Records
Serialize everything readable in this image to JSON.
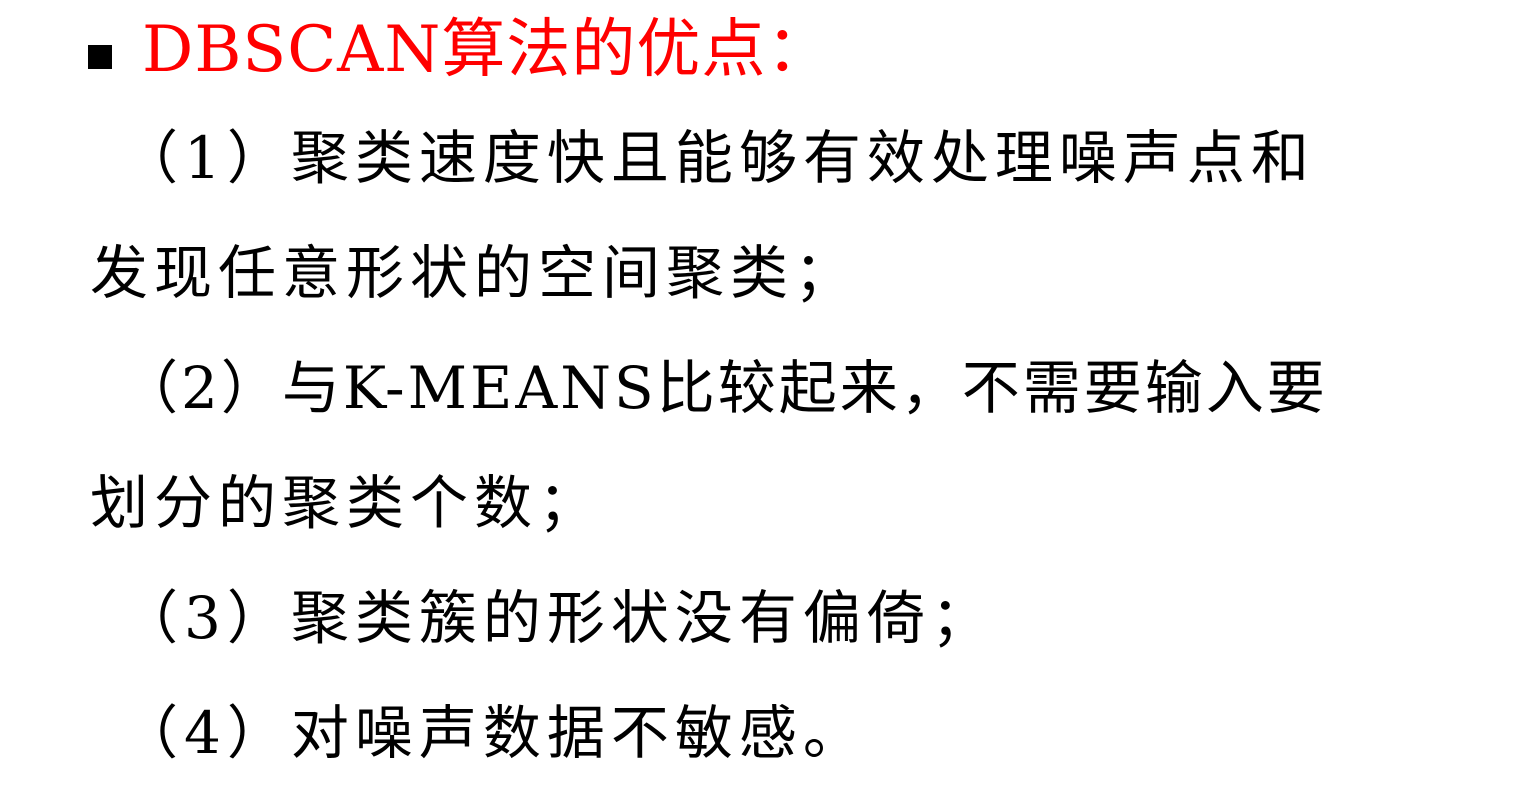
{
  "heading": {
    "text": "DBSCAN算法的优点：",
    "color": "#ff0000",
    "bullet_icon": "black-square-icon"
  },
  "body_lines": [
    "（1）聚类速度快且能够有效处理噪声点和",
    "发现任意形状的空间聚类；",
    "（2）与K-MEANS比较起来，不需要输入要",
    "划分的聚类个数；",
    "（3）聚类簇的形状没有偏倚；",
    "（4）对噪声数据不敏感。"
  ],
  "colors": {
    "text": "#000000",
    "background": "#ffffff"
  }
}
* * *
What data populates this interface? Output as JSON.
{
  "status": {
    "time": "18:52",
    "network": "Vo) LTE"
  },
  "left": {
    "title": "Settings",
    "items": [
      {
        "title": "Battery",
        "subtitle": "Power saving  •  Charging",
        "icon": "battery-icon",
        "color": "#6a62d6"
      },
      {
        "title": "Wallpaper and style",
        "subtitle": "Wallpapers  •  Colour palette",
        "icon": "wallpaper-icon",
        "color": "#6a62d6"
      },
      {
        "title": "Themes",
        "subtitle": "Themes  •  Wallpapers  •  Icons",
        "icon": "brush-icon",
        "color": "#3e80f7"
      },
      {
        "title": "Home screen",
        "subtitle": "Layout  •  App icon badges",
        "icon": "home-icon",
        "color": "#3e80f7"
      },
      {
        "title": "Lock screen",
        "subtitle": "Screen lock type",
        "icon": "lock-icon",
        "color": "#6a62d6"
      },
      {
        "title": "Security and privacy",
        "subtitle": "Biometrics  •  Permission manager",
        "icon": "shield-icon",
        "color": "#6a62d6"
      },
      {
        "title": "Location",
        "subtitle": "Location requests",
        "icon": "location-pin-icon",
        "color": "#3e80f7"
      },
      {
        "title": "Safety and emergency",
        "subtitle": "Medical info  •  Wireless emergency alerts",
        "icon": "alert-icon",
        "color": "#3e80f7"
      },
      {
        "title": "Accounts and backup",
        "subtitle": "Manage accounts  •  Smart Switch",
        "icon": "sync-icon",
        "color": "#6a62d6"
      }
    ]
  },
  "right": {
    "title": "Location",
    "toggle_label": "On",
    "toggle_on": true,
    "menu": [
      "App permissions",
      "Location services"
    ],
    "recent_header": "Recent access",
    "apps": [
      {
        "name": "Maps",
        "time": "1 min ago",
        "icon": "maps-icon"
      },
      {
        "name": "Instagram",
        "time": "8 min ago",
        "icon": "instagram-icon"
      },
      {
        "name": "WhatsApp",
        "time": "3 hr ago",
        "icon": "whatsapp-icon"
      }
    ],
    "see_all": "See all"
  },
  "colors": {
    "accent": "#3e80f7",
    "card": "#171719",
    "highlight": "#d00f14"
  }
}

WHAT THE TASK ASKS
For the listing above, give the number of lines in which the string "subtitle" occurs, and nothing else.

ANSWER TO THIS EXERCISE
9